Stored data:
· · · · · · ·

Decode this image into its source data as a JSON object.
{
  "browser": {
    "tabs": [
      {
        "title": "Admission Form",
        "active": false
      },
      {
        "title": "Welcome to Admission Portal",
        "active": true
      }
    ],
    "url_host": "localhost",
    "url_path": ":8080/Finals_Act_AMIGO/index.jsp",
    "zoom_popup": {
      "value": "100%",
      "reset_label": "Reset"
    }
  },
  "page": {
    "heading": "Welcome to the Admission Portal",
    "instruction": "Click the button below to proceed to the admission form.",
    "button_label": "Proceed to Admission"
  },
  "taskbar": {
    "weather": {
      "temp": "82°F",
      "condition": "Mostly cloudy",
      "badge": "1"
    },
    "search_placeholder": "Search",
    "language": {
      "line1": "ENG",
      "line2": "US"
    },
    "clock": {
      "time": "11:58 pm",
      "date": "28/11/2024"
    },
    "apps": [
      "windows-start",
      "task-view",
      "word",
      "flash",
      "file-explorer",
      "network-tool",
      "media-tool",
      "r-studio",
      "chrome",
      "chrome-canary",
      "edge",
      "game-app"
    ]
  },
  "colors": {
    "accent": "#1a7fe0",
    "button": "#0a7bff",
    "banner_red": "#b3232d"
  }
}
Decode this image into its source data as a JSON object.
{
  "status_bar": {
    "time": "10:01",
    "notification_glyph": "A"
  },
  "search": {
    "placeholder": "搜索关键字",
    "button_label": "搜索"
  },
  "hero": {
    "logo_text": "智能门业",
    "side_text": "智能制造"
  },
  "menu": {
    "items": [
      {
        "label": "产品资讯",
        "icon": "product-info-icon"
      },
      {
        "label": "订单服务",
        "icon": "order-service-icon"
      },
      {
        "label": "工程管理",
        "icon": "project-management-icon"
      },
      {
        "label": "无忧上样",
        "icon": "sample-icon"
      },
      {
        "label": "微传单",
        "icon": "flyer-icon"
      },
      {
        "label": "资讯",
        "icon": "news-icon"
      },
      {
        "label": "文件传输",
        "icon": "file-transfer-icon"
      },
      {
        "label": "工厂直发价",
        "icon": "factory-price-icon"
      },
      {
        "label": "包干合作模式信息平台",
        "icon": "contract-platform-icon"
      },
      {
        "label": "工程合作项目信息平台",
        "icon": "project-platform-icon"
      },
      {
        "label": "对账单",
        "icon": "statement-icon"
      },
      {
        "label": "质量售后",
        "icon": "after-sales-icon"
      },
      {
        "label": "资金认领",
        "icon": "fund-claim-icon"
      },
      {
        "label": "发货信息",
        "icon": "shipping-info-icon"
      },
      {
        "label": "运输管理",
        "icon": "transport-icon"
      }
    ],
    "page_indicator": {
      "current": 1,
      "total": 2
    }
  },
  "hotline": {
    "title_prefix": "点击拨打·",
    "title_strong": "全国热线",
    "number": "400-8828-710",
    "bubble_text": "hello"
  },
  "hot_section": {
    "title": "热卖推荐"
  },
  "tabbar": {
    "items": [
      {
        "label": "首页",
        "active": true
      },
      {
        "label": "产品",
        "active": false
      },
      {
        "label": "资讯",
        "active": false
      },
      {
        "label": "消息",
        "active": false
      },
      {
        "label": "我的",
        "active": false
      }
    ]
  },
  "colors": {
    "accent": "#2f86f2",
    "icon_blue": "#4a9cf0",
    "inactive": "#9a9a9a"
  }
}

· · · · · · ·

Task objective: Using the listing above, pick out each line that contains the word "Welcome", then copy it.

Exercise output:
        "title": "Welcome to Admission Portal",
    "heading": "Welcome to the Admission Portal",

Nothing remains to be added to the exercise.